_Material provided_.
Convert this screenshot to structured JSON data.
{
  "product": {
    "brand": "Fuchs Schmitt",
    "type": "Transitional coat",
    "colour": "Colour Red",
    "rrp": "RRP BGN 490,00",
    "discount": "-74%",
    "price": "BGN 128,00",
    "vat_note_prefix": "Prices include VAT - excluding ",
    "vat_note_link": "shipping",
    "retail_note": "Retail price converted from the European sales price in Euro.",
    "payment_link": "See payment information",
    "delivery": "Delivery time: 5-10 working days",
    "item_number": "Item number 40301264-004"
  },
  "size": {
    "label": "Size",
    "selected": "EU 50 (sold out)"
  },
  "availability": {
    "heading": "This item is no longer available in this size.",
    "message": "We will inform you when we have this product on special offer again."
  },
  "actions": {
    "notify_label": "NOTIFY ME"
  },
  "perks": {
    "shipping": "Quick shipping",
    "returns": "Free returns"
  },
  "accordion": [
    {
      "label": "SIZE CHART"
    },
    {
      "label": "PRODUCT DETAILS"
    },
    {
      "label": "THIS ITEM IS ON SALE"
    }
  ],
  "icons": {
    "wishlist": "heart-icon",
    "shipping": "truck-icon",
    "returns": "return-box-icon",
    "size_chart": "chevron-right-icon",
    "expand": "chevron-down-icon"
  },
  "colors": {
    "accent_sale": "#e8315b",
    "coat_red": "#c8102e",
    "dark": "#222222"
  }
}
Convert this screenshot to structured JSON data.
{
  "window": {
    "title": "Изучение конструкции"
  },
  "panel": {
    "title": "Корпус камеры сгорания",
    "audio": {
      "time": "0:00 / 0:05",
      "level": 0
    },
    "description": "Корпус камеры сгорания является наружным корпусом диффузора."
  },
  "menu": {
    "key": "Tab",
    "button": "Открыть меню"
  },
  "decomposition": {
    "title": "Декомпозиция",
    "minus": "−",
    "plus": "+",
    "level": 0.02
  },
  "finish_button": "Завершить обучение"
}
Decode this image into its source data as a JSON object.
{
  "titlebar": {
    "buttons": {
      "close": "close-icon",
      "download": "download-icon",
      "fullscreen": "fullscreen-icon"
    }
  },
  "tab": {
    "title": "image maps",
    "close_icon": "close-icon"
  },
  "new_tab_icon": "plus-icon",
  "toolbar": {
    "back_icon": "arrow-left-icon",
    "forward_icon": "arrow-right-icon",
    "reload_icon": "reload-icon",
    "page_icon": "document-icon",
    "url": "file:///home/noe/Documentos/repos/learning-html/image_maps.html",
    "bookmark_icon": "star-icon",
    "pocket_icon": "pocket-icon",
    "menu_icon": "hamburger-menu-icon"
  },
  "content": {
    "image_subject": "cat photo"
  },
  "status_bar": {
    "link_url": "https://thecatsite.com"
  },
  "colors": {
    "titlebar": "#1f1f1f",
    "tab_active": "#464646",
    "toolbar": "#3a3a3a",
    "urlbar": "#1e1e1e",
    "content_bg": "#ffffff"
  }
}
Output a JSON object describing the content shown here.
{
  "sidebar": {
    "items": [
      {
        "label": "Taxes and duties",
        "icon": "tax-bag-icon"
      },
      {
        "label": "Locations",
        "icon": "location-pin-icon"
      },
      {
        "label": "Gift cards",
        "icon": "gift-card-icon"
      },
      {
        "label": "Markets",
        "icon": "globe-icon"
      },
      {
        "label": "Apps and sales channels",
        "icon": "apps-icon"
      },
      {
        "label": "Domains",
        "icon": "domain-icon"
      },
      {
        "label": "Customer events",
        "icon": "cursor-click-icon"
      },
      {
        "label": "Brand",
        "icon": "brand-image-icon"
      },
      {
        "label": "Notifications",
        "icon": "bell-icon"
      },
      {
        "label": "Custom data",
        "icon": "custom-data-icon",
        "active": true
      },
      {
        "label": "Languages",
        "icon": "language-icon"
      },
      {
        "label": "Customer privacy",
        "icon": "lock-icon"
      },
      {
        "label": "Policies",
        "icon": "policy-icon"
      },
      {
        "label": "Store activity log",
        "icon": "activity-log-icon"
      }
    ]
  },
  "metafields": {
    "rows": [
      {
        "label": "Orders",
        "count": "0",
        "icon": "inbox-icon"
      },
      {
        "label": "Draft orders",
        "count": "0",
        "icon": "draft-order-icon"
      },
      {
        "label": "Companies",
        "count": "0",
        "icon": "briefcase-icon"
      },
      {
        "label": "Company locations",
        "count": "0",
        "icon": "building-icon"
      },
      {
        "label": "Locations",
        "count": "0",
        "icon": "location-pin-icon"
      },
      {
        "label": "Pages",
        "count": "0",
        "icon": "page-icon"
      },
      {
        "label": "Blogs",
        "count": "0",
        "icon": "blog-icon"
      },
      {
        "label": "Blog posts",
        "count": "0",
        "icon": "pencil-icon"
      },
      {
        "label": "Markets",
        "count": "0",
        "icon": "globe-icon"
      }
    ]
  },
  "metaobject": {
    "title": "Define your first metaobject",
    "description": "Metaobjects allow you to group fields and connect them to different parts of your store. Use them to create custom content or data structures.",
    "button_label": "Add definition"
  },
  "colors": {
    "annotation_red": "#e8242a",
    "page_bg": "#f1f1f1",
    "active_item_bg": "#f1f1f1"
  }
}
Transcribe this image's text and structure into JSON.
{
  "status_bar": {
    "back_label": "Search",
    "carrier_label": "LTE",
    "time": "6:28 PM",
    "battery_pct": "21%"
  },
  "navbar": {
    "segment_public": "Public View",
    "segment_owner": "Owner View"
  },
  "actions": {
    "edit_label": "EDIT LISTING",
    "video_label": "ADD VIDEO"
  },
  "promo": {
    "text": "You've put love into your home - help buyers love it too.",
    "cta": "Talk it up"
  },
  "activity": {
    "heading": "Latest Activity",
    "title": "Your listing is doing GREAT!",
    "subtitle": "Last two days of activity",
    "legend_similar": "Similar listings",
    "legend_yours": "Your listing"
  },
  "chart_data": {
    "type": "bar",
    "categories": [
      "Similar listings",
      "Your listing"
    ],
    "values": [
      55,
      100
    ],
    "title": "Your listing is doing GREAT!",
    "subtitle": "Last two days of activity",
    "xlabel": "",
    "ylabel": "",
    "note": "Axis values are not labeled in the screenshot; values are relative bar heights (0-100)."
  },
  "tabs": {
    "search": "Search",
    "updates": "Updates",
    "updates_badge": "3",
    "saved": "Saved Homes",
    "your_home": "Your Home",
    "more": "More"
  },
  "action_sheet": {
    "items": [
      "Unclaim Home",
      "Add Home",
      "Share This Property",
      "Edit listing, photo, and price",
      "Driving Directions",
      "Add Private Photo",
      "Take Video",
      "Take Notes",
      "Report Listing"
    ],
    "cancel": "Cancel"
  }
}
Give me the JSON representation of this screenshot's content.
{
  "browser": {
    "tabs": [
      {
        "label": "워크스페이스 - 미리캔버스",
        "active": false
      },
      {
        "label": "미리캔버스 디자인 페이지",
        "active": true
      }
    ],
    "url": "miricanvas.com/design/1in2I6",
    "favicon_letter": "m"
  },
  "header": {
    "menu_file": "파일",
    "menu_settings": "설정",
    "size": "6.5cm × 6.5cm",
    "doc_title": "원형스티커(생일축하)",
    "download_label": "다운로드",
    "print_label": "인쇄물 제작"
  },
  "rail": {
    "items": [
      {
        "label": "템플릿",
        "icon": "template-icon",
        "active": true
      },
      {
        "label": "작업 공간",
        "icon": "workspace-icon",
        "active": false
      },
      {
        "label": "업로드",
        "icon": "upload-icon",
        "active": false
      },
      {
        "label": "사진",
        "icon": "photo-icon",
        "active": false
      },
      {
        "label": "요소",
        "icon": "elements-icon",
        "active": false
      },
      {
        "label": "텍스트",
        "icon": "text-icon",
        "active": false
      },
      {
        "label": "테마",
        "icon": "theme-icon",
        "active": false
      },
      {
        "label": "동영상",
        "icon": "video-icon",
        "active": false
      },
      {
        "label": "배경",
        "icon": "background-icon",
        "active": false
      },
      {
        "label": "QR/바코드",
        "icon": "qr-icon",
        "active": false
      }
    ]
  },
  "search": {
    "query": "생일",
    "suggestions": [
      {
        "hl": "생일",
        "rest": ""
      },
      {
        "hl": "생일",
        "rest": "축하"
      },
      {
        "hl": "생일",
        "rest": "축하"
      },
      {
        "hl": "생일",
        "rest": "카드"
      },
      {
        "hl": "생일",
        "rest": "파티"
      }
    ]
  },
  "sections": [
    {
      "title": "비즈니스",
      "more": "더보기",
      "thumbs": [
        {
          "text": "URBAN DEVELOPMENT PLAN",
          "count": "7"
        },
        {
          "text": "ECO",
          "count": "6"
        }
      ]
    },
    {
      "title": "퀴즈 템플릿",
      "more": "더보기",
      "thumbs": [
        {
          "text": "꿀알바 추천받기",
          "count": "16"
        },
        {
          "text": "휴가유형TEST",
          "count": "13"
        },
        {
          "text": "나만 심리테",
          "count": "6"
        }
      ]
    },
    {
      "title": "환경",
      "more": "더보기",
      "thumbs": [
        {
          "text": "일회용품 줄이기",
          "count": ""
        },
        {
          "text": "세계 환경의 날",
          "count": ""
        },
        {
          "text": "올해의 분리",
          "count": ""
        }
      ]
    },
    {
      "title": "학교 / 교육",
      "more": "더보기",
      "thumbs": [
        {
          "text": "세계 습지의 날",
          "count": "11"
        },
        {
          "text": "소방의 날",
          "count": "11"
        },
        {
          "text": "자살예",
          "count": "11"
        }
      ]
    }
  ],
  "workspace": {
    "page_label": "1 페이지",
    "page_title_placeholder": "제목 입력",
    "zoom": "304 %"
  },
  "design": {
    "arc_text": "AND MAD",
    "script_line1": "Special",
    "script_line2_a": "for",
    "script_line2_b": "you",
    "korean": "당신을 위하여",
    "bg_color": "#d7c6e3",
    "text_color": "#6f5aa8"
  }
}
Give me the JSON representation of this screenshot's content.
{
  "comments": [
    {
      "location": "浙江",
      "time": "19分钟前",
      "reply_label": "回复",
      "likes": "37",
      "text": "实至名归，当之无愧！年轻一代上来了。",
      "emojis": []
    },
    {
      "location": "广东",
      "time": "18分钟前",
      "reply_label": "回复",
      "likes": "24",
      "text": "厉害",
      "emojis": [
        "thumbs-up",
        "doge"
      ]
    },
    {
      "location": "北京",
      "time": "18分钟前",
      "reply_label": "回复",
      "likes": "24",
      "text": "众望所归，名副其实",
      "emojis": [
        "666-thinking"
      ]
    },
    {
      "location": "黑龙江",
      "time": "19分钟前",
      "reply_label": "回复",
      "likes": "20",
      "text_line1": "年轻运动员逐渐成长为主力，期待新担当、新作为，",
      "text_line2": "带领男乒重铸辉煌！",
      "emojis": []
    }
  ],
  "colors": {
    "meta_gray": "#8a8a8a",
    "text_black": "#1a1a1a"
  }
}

_Exercise objective_. From the entries above, pull out each line that includes "close".

_Full response_.
      "close": "close-icon",
    "close_icon": "close-icon"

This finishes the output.